» **SHORT PROBLEM**
Please retype the records below exactly, leaving out any pictures.

+ + + + +

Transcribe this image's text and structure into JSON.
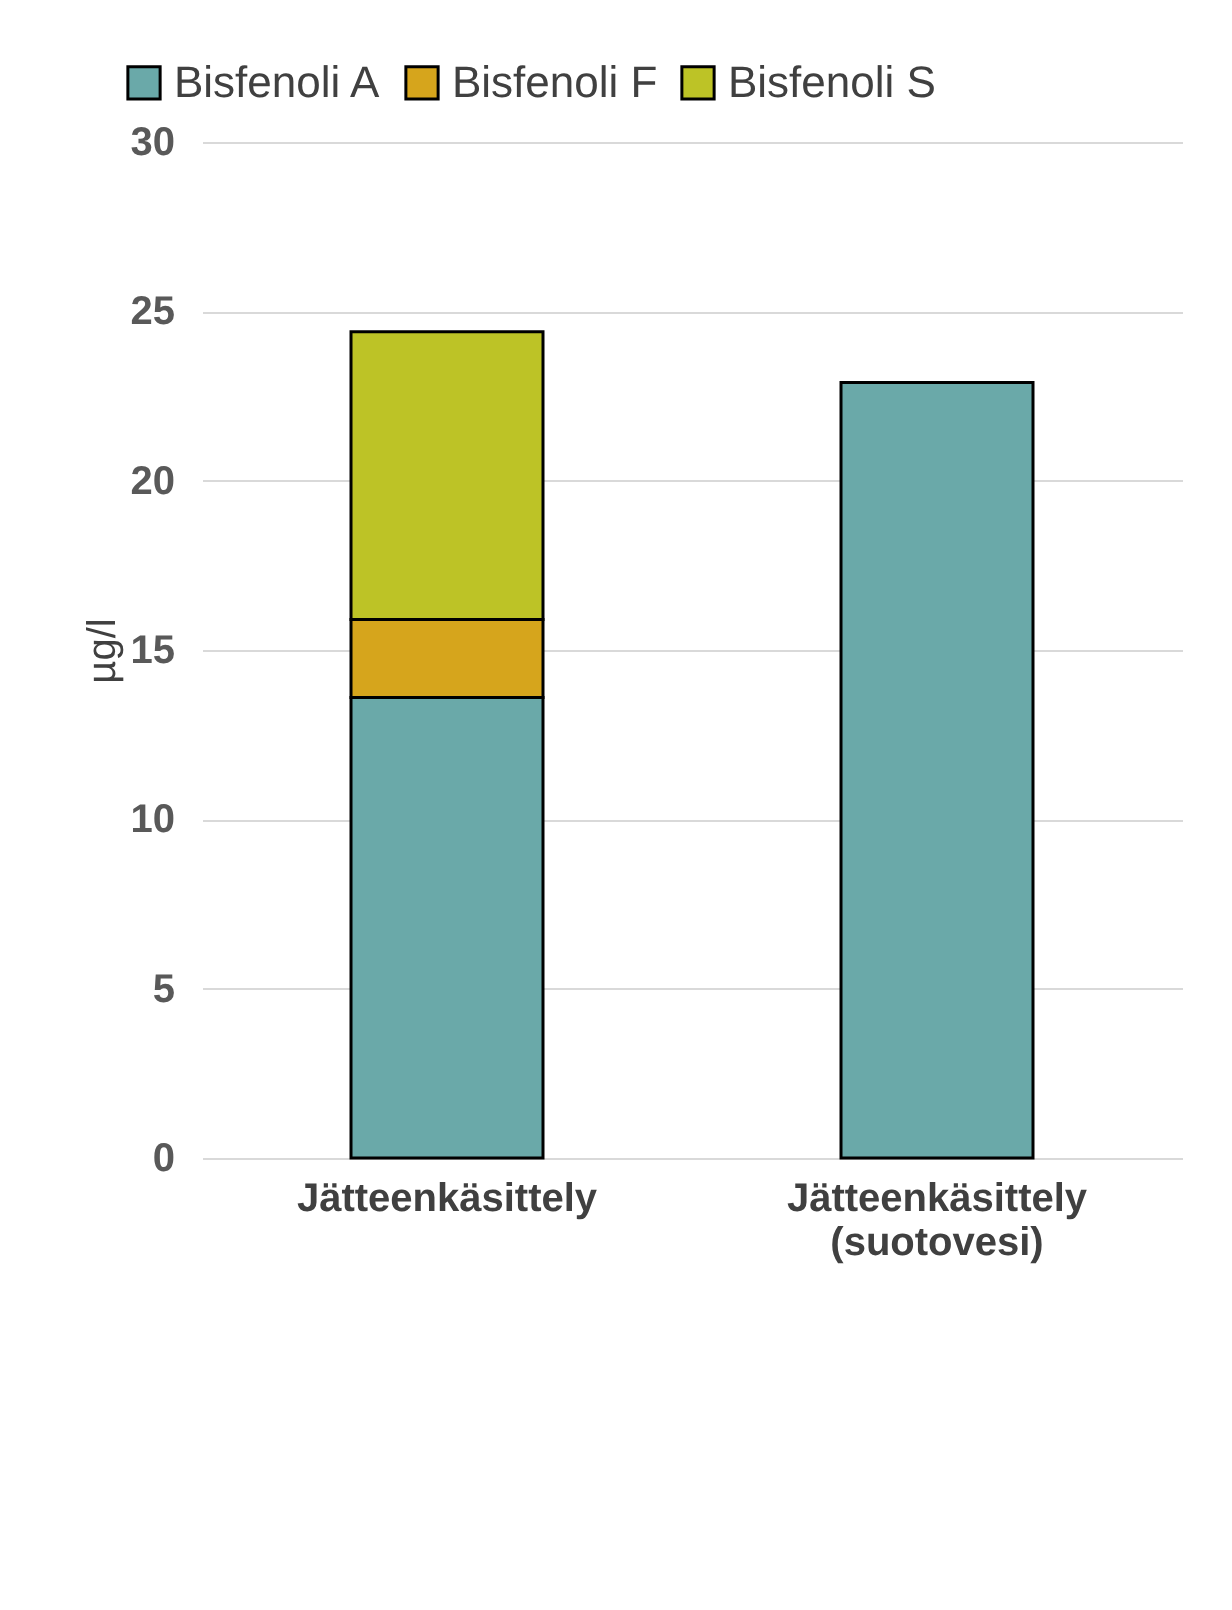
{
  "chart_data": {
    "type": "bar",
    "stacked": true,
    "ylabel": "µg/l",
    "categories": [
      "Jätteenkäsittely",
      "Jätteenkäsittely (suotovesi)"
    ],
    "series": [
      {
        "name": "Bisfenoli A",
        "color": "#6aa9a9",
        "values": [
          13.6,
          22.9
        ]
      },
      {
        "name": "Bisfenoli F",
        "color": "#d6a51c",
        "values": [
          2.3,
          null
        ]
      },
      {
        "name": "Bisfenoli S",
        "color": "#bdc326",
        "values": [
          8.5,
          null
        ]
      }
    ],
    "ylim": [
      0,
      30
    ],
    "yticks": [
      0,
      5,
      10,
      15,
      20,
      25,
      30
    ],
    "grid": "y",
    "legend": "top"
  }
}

+ + + + +

» **EXERCISE OUTPUT**
Transcribe this image's text and structure into JSON.
{
  "chart_data": {
    "type": "bar",
    "stacked": true,
    "ylabel": "µg/l",
    "categories": [
      "Jätteenkäsittely",
      "Jätteenkäsittely (suotovesi)"
    ],
    "series": [
      {
        "name": "Bisfenoli A",
        "color": "#6aa9a9",
        "values": [
          13.6,
          22.9
        ]
      },
      {
        "name": "Bisfenoli F",
        "color": "#d6a51c",
        "values": [
          2.3,
          null
        ]
      },
      {
        "name": "Bisfenoli S",
        "color": "#bdc326",
        "values": [
          8.5,
          null
        ]
      }
    ],
    "ylim": [
      0,
      30
    ],
    "yticks": [
      0,
      5,
      10,
      15,
      20,
      25,
      30
    ],
    "grid": "y",
    "legend": "top"
  }
}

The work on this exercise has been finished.